=== Material for this exercise ===

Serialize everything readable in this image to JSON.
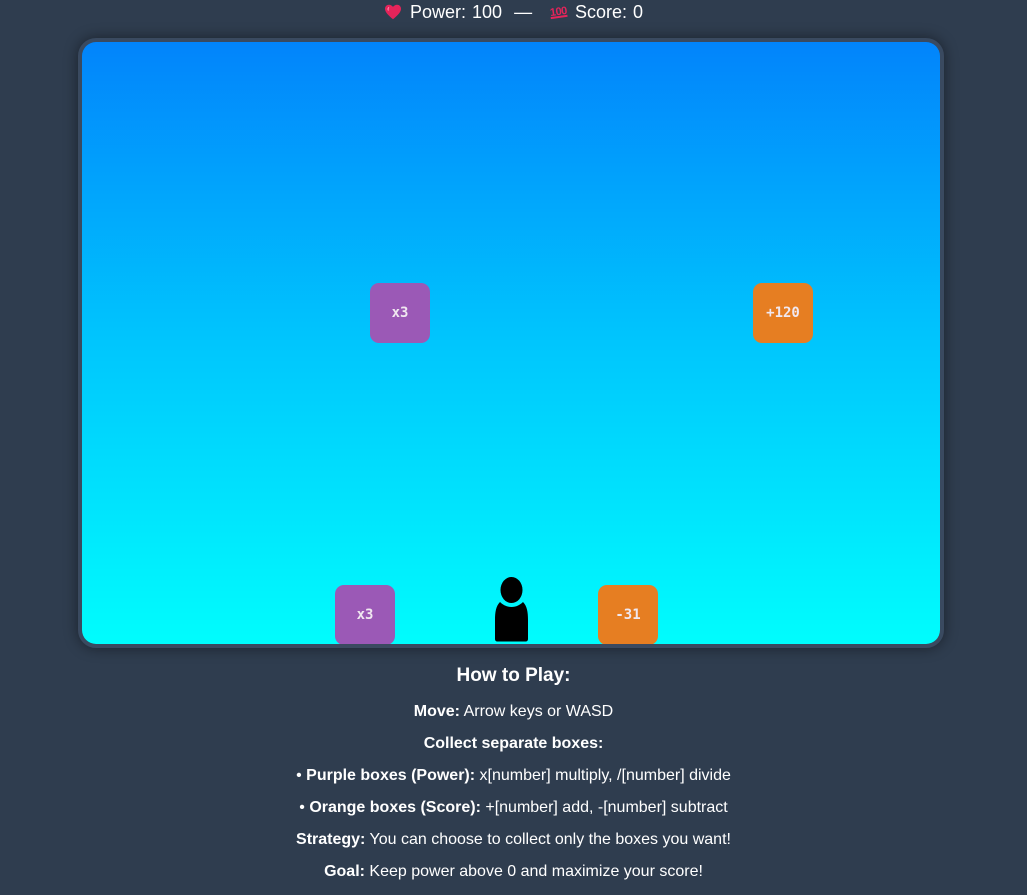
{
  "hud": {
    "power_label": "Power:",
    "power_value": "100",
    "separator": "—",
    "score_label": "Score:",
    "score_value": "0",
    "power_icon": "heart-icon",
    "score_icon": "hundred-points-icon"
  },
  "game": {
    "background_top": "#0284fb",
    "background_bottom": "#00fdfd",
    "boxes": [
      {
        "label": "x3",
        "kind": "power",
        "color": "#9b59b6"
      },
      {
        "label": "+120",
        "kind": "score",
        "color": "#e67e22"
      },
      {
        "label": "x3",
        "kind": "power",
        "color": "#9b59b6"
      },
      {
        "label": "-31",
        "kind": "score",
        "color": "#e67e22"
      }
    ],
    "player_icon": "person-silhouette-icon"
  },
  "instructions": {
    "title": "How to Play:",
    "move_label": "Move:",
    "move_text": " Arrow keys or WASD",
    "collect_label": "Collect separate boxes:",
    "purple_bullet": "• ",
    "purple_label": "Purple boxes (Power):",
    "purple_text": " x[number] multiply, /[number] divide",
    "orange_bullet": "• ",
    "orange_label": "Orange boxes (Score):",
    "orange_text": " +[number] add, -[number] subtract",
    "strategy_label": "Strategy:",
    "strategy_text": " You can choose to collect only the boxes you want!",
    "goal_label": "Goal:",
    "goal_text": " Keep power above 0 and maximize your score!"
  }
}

=== Stated exercise ===
Output all the records, word for word, with no pictures in the copy.

=== Answer ===
Serialize everything readable in this image to JSON.
{
  "hud": {
    "power_label": "Power:",
    "power_value": "100",
    "separator": "—",
    "score_label": "Score:",
    "score_value": "0",
    "power_icon": "heart-icon",
    "score_icon": "hundred-points-icon"
  },
  "game": {
    "background_top": "#0284fb",
    "background_bottom": "#00fdfd",
    "boxes": [
      {
        "label": "x3",
        "kind": "power",
        "color": "#9b59b6"
      },
      {
        "label": "+120",
        "kind": "score",
        "color": "#e67e22"
      },
      {
        "label": "x3",
        "kind": "power",
        "color": "#9b59b6"
      },
      {
        "label": "-31",
        "kind": "score",
        "color": "#e67e22"
      }
    ],
    "player_icon": "person-silhouette-icon"
  },
  "instructions": {
    "title": "How to Play:",
    "move_label": "Move:",
    "move_text": " Arrow keys or WASD",
    "collect_label": "Collect separate boxes:",
    "purple_bullet": "• ",
    "purple_label": "Purple boxes (Power):",
    "purple_text": " x[number] multiply, /[number] divide",
    "orange_bullet": "• ",
    "orange_label": "Orange boxes (Score):",
    "orange_text": " +[number] add, -[number] subtract",
    "strategy_label": "Strategy:",
    "strategy_text": " You can choose to collect only the boxes you want!",
    "goal_label": "Goal:",
    "goal_text": " Keep power above 0 and maximize your score!"
  }
}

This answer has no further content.